Take the data that follows and retype it word for word.

Collected data entries:
— START —

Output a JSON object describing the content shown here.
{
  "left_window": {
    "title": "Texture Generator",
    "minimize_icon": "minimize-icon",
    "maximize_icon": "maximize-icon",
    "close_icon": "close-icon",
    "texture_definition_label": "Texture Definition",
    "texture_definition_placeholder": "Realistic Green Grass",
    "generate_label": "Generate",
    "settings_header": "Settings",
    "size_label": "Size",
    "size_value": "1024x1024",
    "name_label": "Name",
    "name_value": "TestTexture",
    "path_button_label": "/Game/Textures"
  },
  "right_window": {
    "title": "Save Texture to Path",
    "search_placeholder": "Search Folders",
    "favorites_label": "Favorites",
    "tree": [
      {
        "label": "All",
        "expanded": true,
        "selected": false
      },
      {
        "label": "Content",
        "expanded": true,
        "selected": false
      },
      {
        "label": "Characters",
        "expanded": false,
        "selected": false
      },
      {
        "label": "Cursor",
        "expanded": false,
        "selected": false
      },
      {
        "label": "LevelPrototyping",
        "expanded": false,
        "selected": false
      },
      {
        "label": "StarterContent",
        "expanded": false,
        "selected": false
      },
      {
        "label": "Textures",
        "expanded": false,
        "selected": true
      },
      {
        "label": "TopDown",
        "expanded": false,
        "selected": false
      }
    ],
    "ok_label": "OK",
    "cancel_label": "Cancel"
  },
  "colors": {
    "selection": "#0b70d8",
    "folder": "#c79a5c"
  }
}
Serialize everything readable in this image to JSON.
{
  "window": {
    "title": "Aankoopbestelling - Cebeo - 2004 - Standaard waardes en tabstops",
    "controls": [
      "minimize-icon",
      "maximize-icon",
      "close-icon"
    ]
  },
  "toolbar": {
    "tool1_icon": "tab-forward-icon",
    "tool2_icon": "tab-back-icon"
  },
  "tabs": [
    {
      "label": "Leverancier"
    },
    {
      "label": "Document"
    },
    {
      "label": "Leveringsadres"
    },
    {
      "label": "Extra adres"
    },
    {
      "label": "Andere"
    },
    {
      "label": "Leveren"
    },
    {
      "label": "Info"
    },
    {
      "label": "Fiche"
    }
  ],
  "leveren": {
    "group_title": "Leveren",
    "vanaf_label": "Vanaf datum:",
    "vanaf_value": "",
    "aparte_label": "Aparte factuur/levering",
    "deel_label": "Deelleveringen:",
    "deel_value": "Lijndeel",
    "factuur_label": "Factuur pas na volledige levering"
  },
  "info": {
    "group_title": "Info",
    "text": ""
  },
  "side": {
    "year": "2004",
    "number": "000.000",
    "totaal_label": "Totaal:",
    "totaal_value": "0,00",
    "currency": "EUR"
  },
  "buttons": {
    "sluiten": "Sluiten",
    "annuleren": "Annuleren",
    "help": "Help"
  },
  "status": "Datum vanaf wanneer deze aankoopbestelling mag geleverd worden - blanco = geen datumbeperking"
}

— END —

Result of the task -
Output a JSON object describing the content shown here.
{
  "left_window": {
    "title": "Texture Generator",
    "minimize_icon": "minimize-icon",
    "maximize_icon": "maximize-icon",
    "close_icon": "close-icon",
    "texture_definition_label": "Texture Definition",
    "texture_definition_placeholder": "Realistic Green Grass",
    "generate_label": "Generate",
    "settings_header": "Settings",
    "size_label": "Size",
    "size_value": "1024x1024",
    "name_label": "Name",
    "name_value": "TestTexture",
    "path_button_label": "/Game/Textures"
  },
  "right_window": {
    "title": "Save Texture to Path",
    "search_placeholder": "Search Folders",
    "favorites_label": "Favorites",
    "tree": [
      {
        "label": "All",
        "expanded": true,
        "selected": false
      },
      {
        "label": "Content",
        "expanded": true,
        "selected": false
      },
      {
        "label": "Characters",
        "expanded": false,
        "selected": false
      },
      {
        "label": "Cursor",
        "expanded": false,
        "selected": false
      },
      {
        "label": "LevelPrototyping",
        "expanded": false,
        "selected": false
      },
      {
        "label": "StarterContent",
        "expanded": false,
        "selected": false
      },
      {
        "label": "Textures",
        "expanded": false,
        "selected": true
      },
      {
        "label": "TopDown",
        "expanded": false,
        "selected": false
      }
    ],
    "ok_label": "OK",
    "cancel_label": "Cancel"
  },
  "colors": {
    "selection": "#0b70d8",
    "folder": "#c79a5c"
  }
}
Serialize everything readable in this image to JSON.
{
  "window": {
    "title": "Aankoopbestelling - Cebeo - 2004 - Standaard waardes en tabstops",
    "controls": [
      "minimize-icon",
      "maximize-icon",
      "close-icon"
    ]
  },
  "toolbar": {
    "tool1_icon": "tab-forward-icon",
    "tool2_icon": "tab-back-icon"
  },
  "tabs": [
    {
      "label": "Leverancier"
    },
    {
      "label": "Document"
    },
    {
      "label": "Leveringsadres"
    },
    {
      "label": "Extra adres"
    },
    {
      "label": "Andere"
    },
    {
      "label": "Leveren"
    },
    {
      "label": "Info"
    },
    {
      "label": "Fiche"
    }
  ],
  "leveren": {
    "group_title": "Leveren",
    "vanaf_label": "Vanaf datum:",
    "vanaf_value": "",
    "aparte_label": "Aparte factuur/levering",
    "deel_label": "Deelleveringen:",
    "deel_value": "Lijndeel",
    "factuur_label": "Factuur pas na volledige levering"
  },
  "info": {
    "group_title": "Info",
    "text": ""
  },
  "side": {
    "year": "2004",
    "number": "000.000",
    "totaal_label": "Totaal:",
    "totaal_value": "0,00",
    "currency": "EUR"
  },
  "buttons": {
    "sluiten": "Sluiten",
    "annuleren": "Annuleren",
    "help": "Help"
  },
  "status": "Datum vanaf wanneer deze aankoopbestelling mag geleverd worden - blanco = geen datumbeperking"
}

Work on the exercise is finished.